## CHALLENGE
Print each line exactly as it is given.

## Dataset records
======
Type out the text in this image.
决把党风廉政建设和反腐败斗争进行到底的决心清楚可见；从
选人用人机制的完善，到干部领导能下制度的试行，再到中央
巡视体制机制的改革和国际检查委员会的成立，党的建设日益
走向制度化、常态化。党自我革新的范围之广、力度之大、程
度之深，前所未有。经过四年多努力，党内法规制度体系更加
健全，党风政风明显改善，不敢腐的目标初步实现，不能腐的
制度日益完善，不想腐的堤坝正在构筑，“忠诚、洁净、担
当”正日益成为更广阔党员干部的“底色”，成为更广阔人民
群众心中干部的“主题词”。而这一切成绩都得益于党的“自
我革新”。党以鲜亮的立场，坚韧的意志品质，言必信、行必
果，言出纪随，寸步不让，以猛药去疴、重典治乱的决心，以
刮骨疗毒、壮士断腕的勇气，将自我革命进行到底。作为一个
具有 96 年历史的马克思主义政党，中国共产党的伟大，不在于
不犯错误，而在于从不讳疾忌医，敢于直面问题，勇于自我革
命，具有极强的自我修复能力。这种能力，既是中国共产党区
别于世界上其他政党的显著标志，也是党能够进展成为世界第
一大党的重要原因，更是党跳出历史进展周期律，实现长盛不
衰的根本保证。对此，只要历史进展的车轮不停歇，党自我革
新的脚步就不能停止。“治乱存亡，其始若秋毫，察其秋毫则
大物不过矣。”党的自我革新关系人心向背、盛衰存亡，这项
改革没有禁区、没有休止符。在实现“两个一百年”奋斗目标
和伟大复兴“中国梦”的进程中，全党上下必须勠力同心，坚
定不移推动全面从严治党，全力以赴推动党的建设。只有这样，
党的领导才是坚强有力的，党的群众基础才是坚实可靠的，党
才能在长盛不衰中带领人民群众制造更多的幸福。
======
## ANSWER TO THE TASK
Type out the text in this image.
决把党风廉政建设和反腐败斗争进行到底的决心清楚可见；从
选人用人机制的完善，到干部领导能下制度的试行，再到中央
巡视体制机制的改革和国际检查委员会的成立，党的建设日益
走向制度化、常态化。党自我革新的范围之广、力度之大、程
度之深，前所未有。经过四年多努力，党内法规制度体系更加
健全，党风政风明显改善，不敢腐的目标初步实现，不能腐的
制度日益完善，不想腐的堤坝正在构筑，“忠诚、洁净、担
当”正日益成为更广阔党员干部的“底色”，成为更广阔人民
群众心中干部的“主题词”。而这一切成绩都得益于党的“自
我革新”。党以鲜亮的立场，坚韧的意志品质，言必信、行必
果，言出纪随，寸步不让，以猛药去疴、重典治乱的决心，以
刮骨疗毒、壮士断腕的勇气，将自我革命进行到底。作为一个
具有 96 年历史的马克思主义政党，中国共产党的伟大，不在于
不犯错误，而在于从不讳疾忌医，敢于直面问题，勇于自我革
命，具有极强的自我修复能力。这种能力，既是中国共产党区
别于世界上其他政党的显著标志，也是党能够进展成为世界第
一大党的重要原因，更是党跳出历史进展周期律，实现长盛不
衰的根本保证。对此，只要历史进展的车轮不停歇，党自我革
新的脚步就不能停止。“治乱存亡，其始若秋毫，察其秋毫则
大物不过矣。”党的自我革新关系人心向背、盛衰存亡，这项
改革没有禁区、没有休止符。在实现“两个一百年”奋斗目标
和伟大复兴“中国梦”的进程中，全党上下必须勠力同心，坚
定不移推动全面从严治党，全力以赴推动党的建设。只有这样，
党的领导才是坚强有力的，党的群众基础才是坚实可靠的，党
才能在长盛不衰中带领人民群众制造更多的幸福。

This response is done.